What to produce:
Restate all the material verbatim, except for the pictures.

• • • •

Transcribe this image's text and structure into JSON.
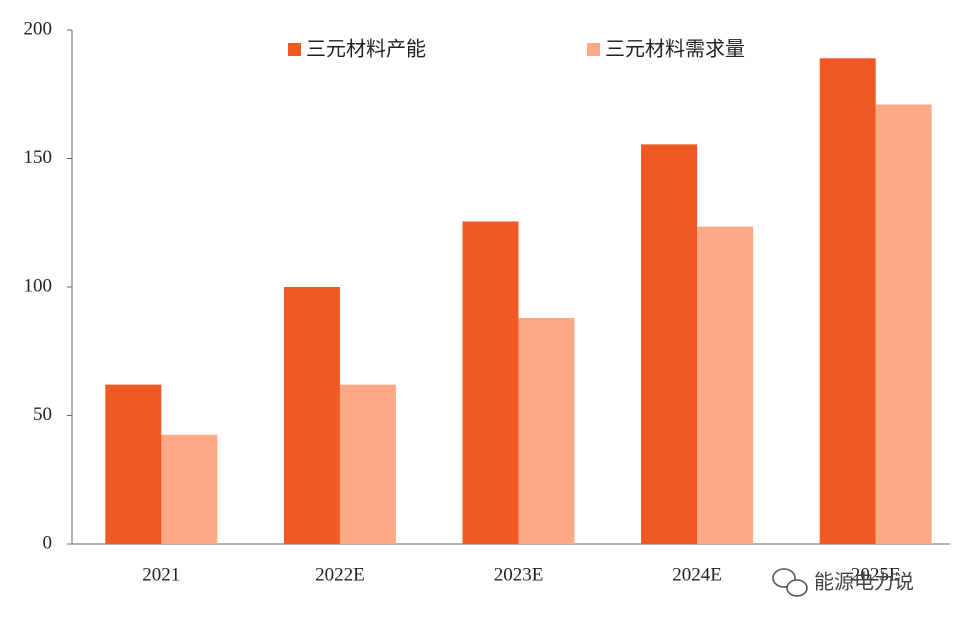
{
  "chart_data": {
    "type": "bar",
    "categories": [
      "2021",
      "2022E",
      "2023E",
      "2024E",
      "2025E"
    ],
    "series": [
      {
        "name": "三元材料产能",
        "color": "#f05a22",
        "values": [
          62,
          100,
          125.5,
          155.5,
          189
        ]
      },
      {
        "name": "三元材料需求量",
        "color": "#fda985",
        "values": [
          42.5,
          62,
          88,
          123.5,
          171
        ]
      }
    ],
    "ylim": [
      0,
      200
    ],
    "yticks": [
      0,
      50,
      100,
      150,
      200
    ],
    "grid": false,
    "legend": "top",
    "watermark": "能源电力说"
  }
}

• • • •

Written solution:
Transcribe this image's text and structure into JSON.
{
  "chart_data": {
    "type": "bar",
    "categories": [
      "2021",
      "2022E",
      "2023E",
      "2024E",
      "2025E"
    ],
    "series": [
      {
        "name": "三元材料产能",
        "color": "#f05a22",
        "values": [
          62,
          100,
          125.5,
          155.5,
          189
        ]
      },
      {
        "name": "三元材料需求量",
        "color": "#fda985",
        "values": [
          42.5,
          62,
          88,
          123.5,
          171
        ]
      }
    ],
    "ylim": [
      0,
      200
    ],
    "yticks": [
      0,
      50,
      100,
      150,
      200
    ],
    "grid": false,
    "legend": "top",
    "watermark": "能源电力说"
  }
}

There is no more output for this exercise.